[Part of a data file]

^^^^

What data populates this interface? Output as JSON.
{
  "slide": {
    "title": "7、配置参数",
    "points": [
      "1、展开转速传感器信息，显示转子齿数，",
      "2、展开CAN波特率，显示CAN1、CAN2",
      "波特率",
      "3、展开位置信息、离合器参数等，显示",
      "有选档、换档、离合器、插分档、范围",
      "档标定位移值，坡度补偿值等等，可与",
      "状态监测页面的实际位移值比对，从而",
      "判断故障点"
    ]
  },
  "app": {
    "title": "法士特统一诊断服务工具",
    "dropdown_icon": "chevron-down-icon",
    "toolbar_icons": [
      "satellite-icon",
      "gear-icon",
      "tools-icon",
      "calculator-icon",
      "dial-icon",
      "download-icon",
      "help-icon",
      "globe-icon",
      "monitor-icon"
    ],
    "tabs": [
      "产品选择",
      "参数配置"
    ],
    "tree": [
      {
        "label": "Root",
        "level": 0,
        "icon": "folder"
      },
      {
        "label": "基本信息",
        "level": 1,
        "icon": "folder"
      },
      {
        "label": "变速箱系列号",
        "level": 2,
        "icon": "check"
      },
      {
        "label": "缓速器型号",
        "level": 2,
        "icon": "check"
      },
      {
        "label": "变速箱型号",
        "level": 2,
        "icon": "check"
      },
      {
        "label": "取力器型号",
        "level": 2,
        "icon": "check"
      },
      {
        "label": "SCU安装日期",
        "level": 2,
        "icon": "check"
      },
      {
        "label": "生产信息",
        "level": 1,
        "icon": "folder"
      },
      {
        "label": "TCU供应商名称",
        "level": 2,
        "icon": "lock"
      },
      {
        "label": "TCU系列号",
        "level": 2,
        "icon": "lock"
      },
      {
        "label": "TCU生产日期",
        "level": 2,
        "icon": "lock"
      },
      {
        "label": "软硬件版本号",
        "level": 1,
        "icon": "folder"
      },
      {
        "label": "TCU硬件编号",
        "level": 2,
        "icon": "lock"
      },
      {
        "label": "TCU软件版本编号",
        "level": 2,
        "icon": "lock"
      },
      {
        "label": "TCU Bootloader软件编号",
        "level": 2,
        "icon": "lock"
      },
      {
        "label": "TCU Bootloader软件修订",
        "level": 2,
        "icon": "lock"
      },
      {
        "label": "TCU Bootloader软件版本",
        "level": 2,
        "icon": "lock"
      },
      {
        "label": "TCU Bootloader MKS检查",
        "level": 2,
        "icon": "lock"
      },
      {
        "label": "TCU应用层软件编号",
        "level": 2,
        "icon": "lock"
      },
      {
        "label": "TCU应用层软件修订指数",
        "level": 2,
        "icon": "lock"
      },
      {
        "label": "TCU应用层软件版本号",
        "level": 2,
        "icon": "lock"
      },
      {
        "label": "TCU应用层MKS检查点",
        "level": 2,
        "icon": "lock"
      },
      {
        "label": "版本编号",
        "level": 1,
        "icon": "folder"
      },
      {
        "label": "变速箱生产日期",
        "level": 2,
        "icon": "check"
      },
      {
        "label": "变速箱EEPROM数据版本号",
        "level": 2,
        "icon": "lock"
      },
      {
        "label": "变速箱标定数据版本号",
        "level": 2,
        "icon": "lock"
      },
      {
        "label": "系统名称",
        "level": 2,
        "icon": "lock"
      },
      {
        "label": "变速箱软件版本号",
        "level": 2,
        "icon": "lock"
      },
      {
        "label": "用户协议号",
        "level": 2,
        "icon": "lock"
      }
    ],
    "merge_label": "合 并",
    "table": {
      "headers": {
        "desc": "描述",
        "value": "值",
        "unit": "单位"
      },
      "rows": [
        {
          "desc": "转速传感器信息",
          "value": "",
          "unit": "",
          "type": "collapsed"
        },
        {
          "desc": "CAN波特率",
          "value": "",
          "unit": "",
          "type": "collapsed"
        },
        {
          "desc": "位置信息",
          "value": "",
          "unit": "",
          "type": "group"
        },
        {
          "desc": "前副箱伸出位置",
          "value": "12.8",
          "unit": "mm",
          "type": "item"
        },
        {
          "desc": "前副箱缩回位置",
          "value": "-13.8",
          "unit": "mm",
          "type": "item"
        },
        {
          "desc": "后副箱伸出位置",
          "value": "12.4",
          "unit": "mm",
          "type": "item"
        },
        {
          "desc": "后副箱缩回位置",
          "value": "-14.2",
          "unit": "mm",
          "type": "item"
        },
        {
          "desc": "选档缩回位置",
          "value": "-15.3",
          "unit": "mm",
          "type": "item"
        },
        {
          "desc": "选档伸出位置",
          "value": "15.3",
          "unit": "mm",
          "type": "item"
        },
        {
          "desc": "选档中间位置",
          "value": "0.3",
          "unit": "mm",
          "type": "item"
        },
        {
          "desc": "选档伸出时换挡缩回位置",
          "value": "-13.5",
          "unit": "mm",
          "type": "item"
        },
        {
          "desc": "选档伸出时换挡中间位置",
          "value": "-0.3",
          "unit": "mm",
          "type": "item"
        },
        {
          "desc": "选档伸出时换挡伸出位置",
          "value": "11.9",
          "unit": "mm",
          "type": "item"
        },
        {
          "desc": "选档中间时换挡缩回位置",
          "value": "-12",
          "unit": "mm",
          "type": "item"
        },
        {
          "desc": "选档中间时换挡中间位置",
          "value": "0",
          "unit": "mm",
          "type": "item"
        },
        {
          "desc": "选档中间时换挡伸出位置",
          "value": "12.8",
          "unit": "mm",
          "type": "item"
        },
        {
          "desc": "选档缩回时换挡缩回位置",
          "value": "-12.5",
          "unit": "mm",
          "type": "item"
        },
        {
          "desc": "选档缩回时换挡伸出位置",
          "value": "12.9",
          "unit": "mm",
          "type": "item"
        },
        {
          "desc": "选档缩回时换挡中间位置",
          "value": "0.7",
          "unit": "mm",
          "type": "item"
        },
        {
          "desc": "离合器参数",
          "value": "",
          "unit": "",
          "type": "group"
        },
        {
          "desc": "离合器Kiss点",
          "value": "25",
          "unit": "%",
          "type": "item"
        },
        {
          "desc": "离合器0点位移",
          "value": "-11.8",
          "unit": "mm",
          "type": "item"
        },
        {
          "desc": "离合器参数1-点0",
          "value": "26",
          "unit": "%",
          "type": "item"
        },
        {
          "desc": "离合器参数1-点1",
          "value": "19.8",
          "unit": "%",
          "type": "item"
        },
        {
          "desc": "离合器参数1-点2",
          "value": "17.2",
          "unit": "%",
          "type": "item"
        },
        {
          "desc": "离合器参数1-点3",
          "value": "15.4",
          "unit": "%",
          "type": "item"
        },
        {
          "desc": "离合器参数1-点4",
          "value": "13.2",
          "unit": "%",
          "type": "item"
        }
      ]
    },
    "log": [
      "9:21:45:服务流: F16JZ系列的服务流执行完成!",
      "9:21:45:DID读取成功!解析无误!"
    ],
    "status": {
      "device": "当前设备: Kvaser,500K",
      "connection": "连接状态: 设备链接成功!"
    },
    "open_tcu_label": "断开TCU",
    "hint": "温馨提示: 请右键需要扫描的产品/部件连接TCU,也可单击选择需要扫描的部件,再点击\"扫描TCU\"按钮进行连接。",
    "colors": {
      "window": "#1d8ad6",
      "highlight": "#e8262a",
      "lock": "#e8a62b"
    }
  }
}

^^^^

— Set problem —
Return the listing above word for word.

— Exercise output —
What data populates this interface? Output as JSON.
{
  "slide": {
    "title": "7、配置参数",
    "points": [
      "1、展开转速传感器信息，显示转子齿数，",
      "2、展开CAN波特率，显示CAN1、CAN2",
      "波特率",
      "3、展开位置信息、离合器参数等，显示",
      "有选档、换档、离合器、插分档、范围",
      "档标定位移值，坡度补偿值等等，可与",
      "状态监测页面的实际位移值比对，从而",
      "判断故障点"
    ]
  },
  "app": {
    "title": "法士特统一诊断服务工具",
    "dropdown_icon": "chevron-down-icon",
    "toolbar_icons": [
      "satellite-icon",
      "gear-icon",
      "tools-icon",
      "calculator-icon",
      "dial-icon",
      "download-icon",
      "help-icon",
      "globe-icon",
      "monitor-icon"
    ],
    "tabs": [
      "产品选择",
      "参数配置"
    ],
    "tree": [
      {
        "label": "Root",
        "level": 0,
        "icon": "folder"
      },
      {
        "label": "基本信息",
        "level": 1,
        "icon": "folder"
      },
      {
        "label": "变速箱系列号",
        "level": 2,
        "icon": "check"
      },
      {
        "label": "缓速器型号",
        "level": 2,
        "icon": "check"
      },
      {
        "label": "变速箱型号",
        "level": 2,
        "icon": "check"
      },
      {
        "label": "取力器型号",
        "level": 2,
        "icon": "check"
      },
      {
        "label": "SCU安装日期",
        "level": 2,
        "icon": "check"
      },
      {
        "label": "生产信息",
        "level": 1,
        "icon": "folder"
      },
      {
        "label": "TCU供应商名称",
        "level": 2,
        "icon": "lock"
      },
      {
        "label": "TCU系列号",
        "level": 2,
        "icon": "lock"
      },
      {
        "label": "TCU生产日期",
        "level": 2,
        "icon": "lock"
      },
      {
        "label": "软硬件版本号",
        "level": 1,
        "icon": "folder"
      },
      {
        "label": "TCU硬件编号",
        "level": 2,
        "icon": "lock"
      },
      {
        "label": "TCU软件版本编号",
        "level": 2,
        "icon": "lock"
      },
      {
        "label": "TCU Bootloader软件编号",
        "level": 2,
        "icon": "lock"
      },
      {
        "label": "TCU Bootloader软件修订",
        "level": 2,
        "icon": "lock"
      },
      {
        "label": "TCU Bootloader软件版本",
        "level": 2,
        "icon": "lock"
      },
      {
        "label": "TCU Bootloader MKS检查",
        "level": 2,
        "icon": "lock"
      },
      {
        "label": "TCU应用层软件编号",
        "level": 2,
        "icon": "lock"
      },
      {
        "label": "TCU应用层软件修订指数",
        "level": 2,
        "icon": "lock"
      },
      {
        "label": "TCU应用层软件版本号",
        "level": 2,
        "icon": "lock"
      },
      {
        "label": "TCU应用层MKS检查点",
        "level": 2,
        "icon": "lock"
      },
      {
        "label": "版本编号",
        "level": 1,
        "icon": "folder"
      },
      {
        "label": "变速箱生产日期",
        "level": 2,
        "icon": "check"
      },
      {
        "label": "变速箱EEPROM数据版本号",
        "level": 2,
        "icon": "lock"
      },
      {
        "label": "变速箱标定数据版本号",
        "level": 2,
        "icon": "lock"
      },
      {
        "label": "系统名称",
        "level": 2,
        "icon": "lock"
      },
      {
        "label": "变速箱软件版本号",
        "level": 2,
        "icon": "lock"
      },
      {
        "label": "用户协议号",
        "level": 2,
        "icon": "lock"
      }
    ],
    "merge_label": "合 并",
    "table": {
      "headers": {
        "desc": "描述",
        "value": "值",
        "unit": "单位"
      },
      "rows": [
        {
          "desc": "转速传感器信息",
          "value": "",
          "unit": "",
          "type": "collapsed"
        },
        {
          "desc": "CAN波特率",
          "value": "",
          "unit": "",
          "type": "collapsed"
        },
        {
          "desc": "位置信息",
          "value": "",
          "unit": "",
          "type": "group"
        },
        {
          "desc": "前副箱伸出位置",
          "value": "12.8",
          "unit": "mm",
          "type": "item"
        },
        {
          "desc": "前副箱缩回位置",
          "value": "-13.8",
          "unit": "mm",
          "type": "item"
        },
        {
          "desc": "后副箱伸出位置",
          "value": "12.4",
          "unit": "mm",
          "type": "item"
        },
        {
          "desc": "后副箱缩回位置",
          "value": "-14.2",
          "unit": "mm",
          "type": "item"
        },
        {
          "desc": "选档缩回位置",
          "value": "-15.3",
          "unit": "mm",
          "type": "item"
        },
        {
          "desc": "选档伸出位置",
          "value": "15.3",
          "unit": "mm",
          "type": "item"
        },
        {
          "desc": "选档中间位置",
          "value": "0.3",
          "unit": "mm",
          "type": "item"
        },
        {
          "desc": "选档伸出时换挡缩回位置",
          "value": "-13.5",
          "unit": "mm",
          "type": "item"
        },
        {
          "desc": "选档伸出时换挡中间位置",
          "value": "-0.3",
          "unit": "mm",
          "type": "item"
        },
        {
          "desc": "选档伸出时换挡伸出位置",
          "value": "11.9",
          "unit": "mm",
          "type": "item"
        },
        {
          "desc": "选档中间时换挡缩回位置",
          "value": "-12",
          "unit": "mm",
          "type": "item"
        },
        {
          "desc": "选档中间时换挡中间位置",
          "value": "0",
          "unit": "mm",
          "type": "item"
        },
        {
          "desc": "选档中间时换挡伸出位置",
          "value": "12.8",
          "unit": "mm",
          "type": "item"
        },
        {
          "desc": "选档缩回时换挡缩回位置",
          "value": "-12.5",
          "unit": "mm",
          "type": "item"
        },
        {
          "desc": "选档缩回时换挡伸出位置",
          "value": "12.9",
          "unit": "mm",
          "type": "item"
        },
        {
          "desc": "选档缩回时换挡中间位置",
          "value": "0.7",
          "unit": "mm",
          "type": "item"
        },
        {
          "desc": "离合器参数",
          "value": "",
          "unit": "",
          "type": "group"
        },
        {
          "desc": "离合器Kiss点",
          "value": "25",
          "unit": "%",
          "type": "item"
        },
        {
          "desc": "离合器0点位移",
          "value": "-11.8",
          "unit": "mm",
          "type": "item"
        },
        {
          "desc": "离合器参数1-点0",
          "value": "26",
          "unit": "%",
          "type": "item"
        },
        {
          "desc": "离合器参数1-点1",
          "value": "19.8",
          "unit": "%",
          "type": "item"
        },
        {
          "desc": "离合器参数1-点2",
          "value": "17.2",
          "unit": "%",
          "type": "item"
        },
        {
          "desc": "离合器参数1-点3",
          "value": "15.4",
          "unit": "%",
          "type": "item"
        },
        {
          "desc": "离合器参数1-点4",
          "value": "13.2",
          "unit": "%",
          "type": "item"
        }
      ]
    },
    "log": [
      "9:21:45:服务流: F16JZ系列的服务流执行完成!",
      "9:21:45:DID读取成功!解析无误!"
    ],
    "status": {
      "device": "当前设备: Kvaser,500K",
      "connection": "连接状态: 设备链接成功!"
    },
    "open_tcu_label": "断开TCU",
    "hint": "温馨提示: 请右键需要扫描的产品/部件连接TCU,也可单击选择需要扫描的部件,再点击\"扫描TCU\"按钮进行连接。",
    "colors": {
      "window": "#1d8ad6",
      "highlight": "#e8262a",
      "lock": "#e8a62b"
    }
  }
}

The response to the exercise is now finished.